## TASK GOAL
The material below should be written out in full and exactly; pictures stay out of the copy.
━━ DATASET RECORDS ━━
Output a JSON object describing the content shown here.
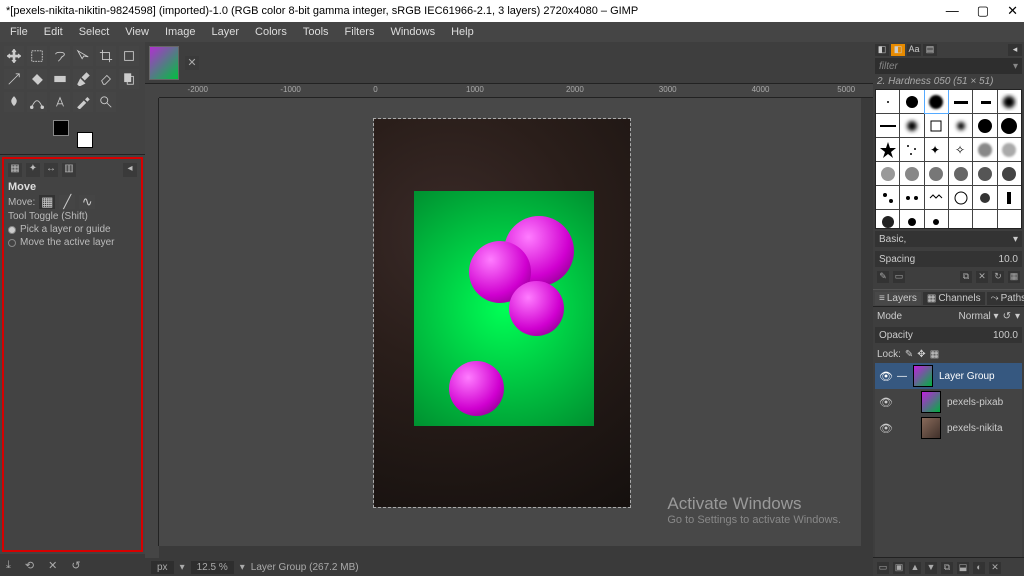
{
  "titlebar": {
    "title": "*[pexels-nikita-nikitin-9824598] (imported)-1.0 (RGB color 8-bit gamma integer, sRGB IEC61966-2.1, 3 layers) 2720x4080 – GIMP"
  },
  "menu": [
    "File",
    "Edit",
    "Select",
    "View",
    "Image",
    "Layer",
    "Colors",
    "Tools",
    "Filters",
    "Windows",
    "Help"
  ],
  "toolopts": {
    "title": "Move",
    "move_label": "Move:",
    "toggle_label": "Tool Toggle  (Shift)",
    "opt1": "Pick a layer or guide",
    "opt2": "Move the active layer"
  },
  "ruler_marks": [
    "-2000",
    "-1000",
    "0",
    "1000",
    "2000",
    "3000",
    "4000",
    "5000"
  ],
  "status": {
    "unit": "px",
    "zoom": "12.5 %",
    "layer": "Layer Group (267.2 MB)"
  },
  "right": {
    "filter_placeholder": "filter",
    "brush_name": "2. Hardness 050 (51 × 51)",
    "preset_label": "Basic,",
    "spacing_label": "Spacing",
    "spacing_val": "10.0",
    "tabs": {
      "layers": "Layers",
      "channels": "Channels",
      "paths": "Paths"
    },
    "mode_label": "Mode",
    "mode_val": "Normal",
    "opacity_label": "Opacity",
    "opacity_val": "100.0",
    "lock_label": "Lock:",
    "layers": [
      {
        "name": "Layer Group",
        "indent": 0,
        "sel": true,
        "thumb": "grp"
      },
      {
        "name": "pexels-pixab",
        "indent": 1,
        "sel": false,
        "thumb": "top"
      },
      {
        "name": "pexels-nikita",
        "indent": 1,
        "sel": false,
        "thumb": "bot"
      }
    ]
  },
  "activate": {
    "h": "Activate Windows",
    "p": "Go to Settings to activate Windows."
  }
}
━━━
## RESPONSE TO THIS TASK
Output a JSON object describing the content shown here.
{
  "titlebar": {
    "title": "*[pexels-nikita-nikitin-9824598] (imported)-1.0 (RGB color 8-bit gamma integer, sRGB IEC61966-2.1, 3 layers) 2720x4080 – GIMP"
  },
  "menu": [
    "File",
    "Edit",
    "Select",
    "View",
    "Image",
    "Layer",
    "Colors",
    "Tools",
    "Filters",
    "Windows",
    "Help"
  ],
  "toolopts": {
    "title": "Move",
    "move_label": "Move:",
    "toggle_label": "Tool Toggle  (Shift)",
    "opt1": "Pick a layer or guide",
    "opt2": "Move the active layer"
  },
  "ruler_marks": [
    "-2000",
    "-1000",
    "0",
    "1000",
    "2000",
    "3000",
    "4000",
    "5000"
  ],
  "status": {
    "unit": "px",
    "zoom": "12.5 %",
    "layer": "Layer Group (267.2 MB)"
  },
  "right": {
    "filter_placeholder": "filter",
    "brush_name": "2. Hardness 050 (51 × 51)",
    "preset_label": "Basic,",
    "spacing_label": "Spacing",
    "spacing_val": "10.0",
    "tabs": {
      "layers": "Layers",
      "channels": "Channels",
      "paths": "Paths"
    },
    "mode_label": "Mode",
    "mode_val": "Normal",
    "opacity_label": "Opacity",
    "opacity_val": "100.0",
    "lock_label": "Lock:",
    "layers": [
      {
        "name": "Layer Group",
        "indent": 0,
        "sel": true,
        "thumb": "grp"
      },
      {
        "name": "pexels-pixab",
        "indent": 1,
        "sel": false,
        "thumb": "top"
      },
      {
        "name": "pexels-nikita",
        "indent": 1,
        "sel": false,
        "thumb": "bot"
      }
    ]
  },
  "activate": {
    "h": "Activate Windows",
    "p": "Go to Settings to activate Windows."
  }
}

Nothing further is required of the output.